### Problems to solve
A. Copy word for word the stretch of the passage on false child abuse allegations from "Suggestive Questioning &" through "a false testimony.".
B. Take the passage on false child abuse allegations further, picking up right after its final sentence.

### Extract to read
----

Something as simple as “my mommy hurt me and I didn’t like it” could be referring to an instance of abuse, or a situation where a child was spanked for trying to stick something into an electrical outlet. Because the action is dangerous and deadly, and the parent responded with a swift and severe consequence, it’s still fresh in the child’s mind.
Another example would be a statement like, “My daddy played with me in bed yesterday.” This could mean that something unacceptable took place involving that child, or it could mean that a father spent a few minutes at bedtime playing a game with his son or daughter before tucking them in. Many statements can have multiple meanings and it’s always best to find out the truth before making a false report and potentially ruining someone’s life.
Suggestive Questioning & Leading Answers
False allegations that stem from suggestive questioning are what happens when a social worker, CPS caseworker, or police officer questions a child in a suggestive way. This means that the interviewer questions the child such a way as to “suggest” which answers they want to receive. This can be done either deliberately or accidentally. Children are highly suggestible, which means that the use of leading questions, or faulty interviewing techniques, can result in a child giving a false testimony.

----

### Recorded data
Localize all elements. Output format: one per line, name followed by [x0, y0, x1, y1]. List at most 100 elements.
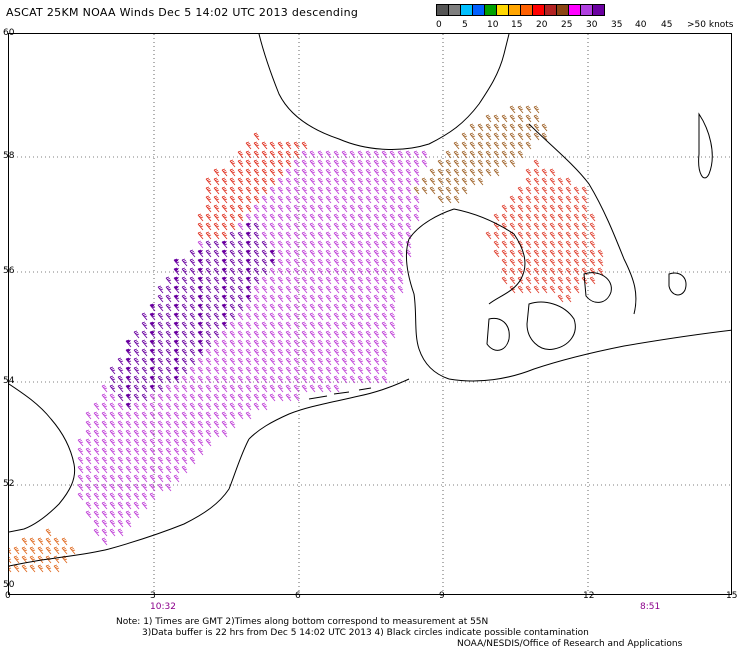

----

### Task-by-task results
A.
Suggestive Questioning & Leading Answers
False allegations that stem from suggestive questioning are what happens when a social worker, CPS caseworker, or police officer questions a child in a suggestive way. This means that the interviewer questions the child such a way as to “suggest” which answers they want to receive. This can be done either deliberately or accidentally. Children are highly suggestible, which means that the use of leading questions, or faulty interviewing techniques, can result in a child giving a false testimony.

B.
In most of these instances, the child doesn’t provide false testimony out of malice. Rather, they do it because children inherently want to please the adults they are with. Therefore, they tend to provide the answers they think will make that adult happy. In this way, a child’s renditions of events can become distorted as they seek to please their interviewer.
Current statistics vary widely, showing that anywhere from 1% (the National Leadership Council) to 75% (the National Coalition for Child Protection Reform) of reported abuses are false. But regardless of which statistics are the more accurate, the facts do show that false allegations happen.
If you or a loved one have been falsely accused of abusing a child, you must contact us immediately. False allegations of abuse result in very complex cases, and the sooner we are able to start work on building your defense and protecting your rights, the sooner you will have a chance of getting your future back. Call us today at 517-886-1000. This is a very difficult time, but we are here to help you.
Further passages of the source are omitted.